#### [Data to use]
^^^^^^^^
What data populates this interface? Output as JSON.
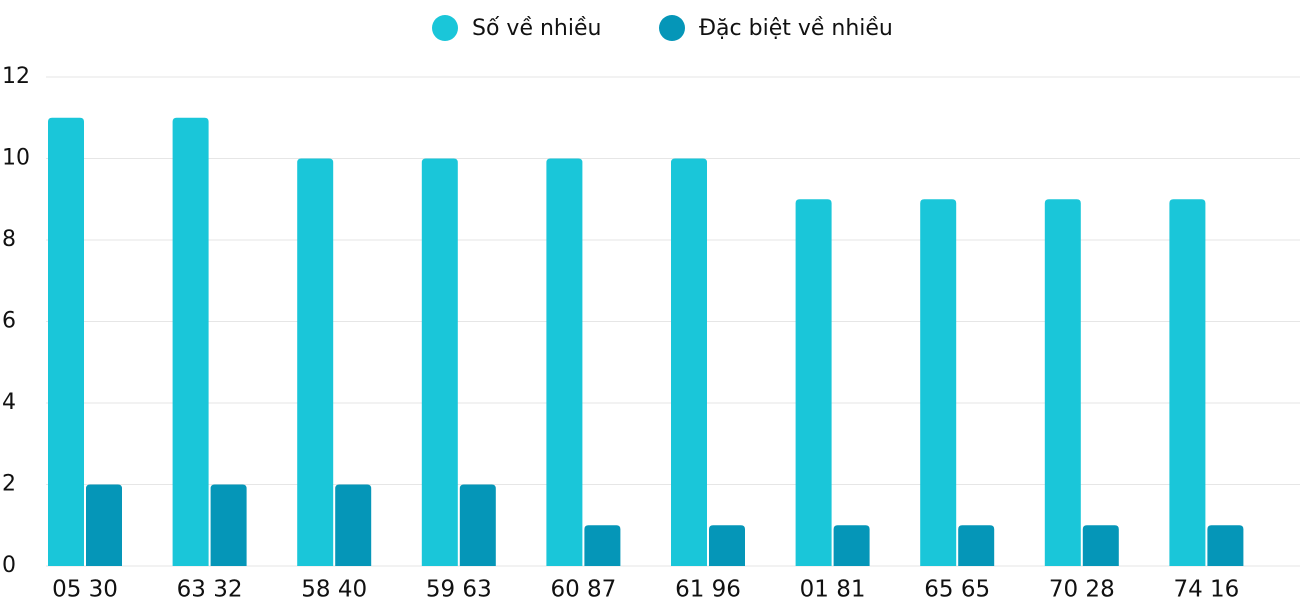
{
  "chart_data": {
    "type": "bar",
    "categories": [
      "05 30",
      "63 32",
      "58 40",
      "59 63",
      "60 87",
      "61 96",
      "01 81",
      "65 65",
      "70 28",
      "74 16"
    ],
    "series": [
      {
        "name": "Số về nhiều",
        "color": "#1ac6d9",
        "values": [
          11,
          11,
          10,
          10,
          10,
          10,
          9,
          9,
          9,
          9
        ]
      },
      {
        "name": "Đặc biệt về nhiều",
        "color": "#0596b8",
        "values": [
          2,
          2,
          2,
          2,
          1,
          1,
          1,
          1,
          1,
          1
        ]
      }
    ],
    "ylim": [
      0,
      12
    ],
    "yticks": [
      0,
      2,
      4,
      6,
      8,
      10,
      12
    ],
    "grid": true,
    "legend": "top"
  }
}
^^^^^^^^
#### [Requirements]
Copy every line of the data word for word, omitting the images.

#### [Output for this exercise]
What data populates this interface? Output as JSON.
{
  "chart_data": {
    "type": "bar",
    "categories": [
      "05 30",
      "63 32",
      "58 40",
      "59 63",
      "60 87",
      "61 96",
      "01 81",
      "65 65",
      "70 28",
      "74 16"
    ],
    "series": [
      {
        "name": "Số về nhiều",
        "color": "#1ac6d9",
        "values": [
          11,
          11,
          10,
          10,
          10,
          10,
          9,
          9,
          9,
          9
        ]
      },
      {
        "name": "Đặc biệt về nhiều",
        "color": "#0596b8",
        "values": [
          2,
          2,
          2,
          2,
          1,
          1,
          1,
          1,
          1,
          1
        ]
      }
    ],
    "ylim": [
      0,
      12
    ],
    "yticks": [
      0,
      2,
      4,
      6,
      8,
      10,
      12
    ],
    "grid": true,
    "legend": "top"
  }
}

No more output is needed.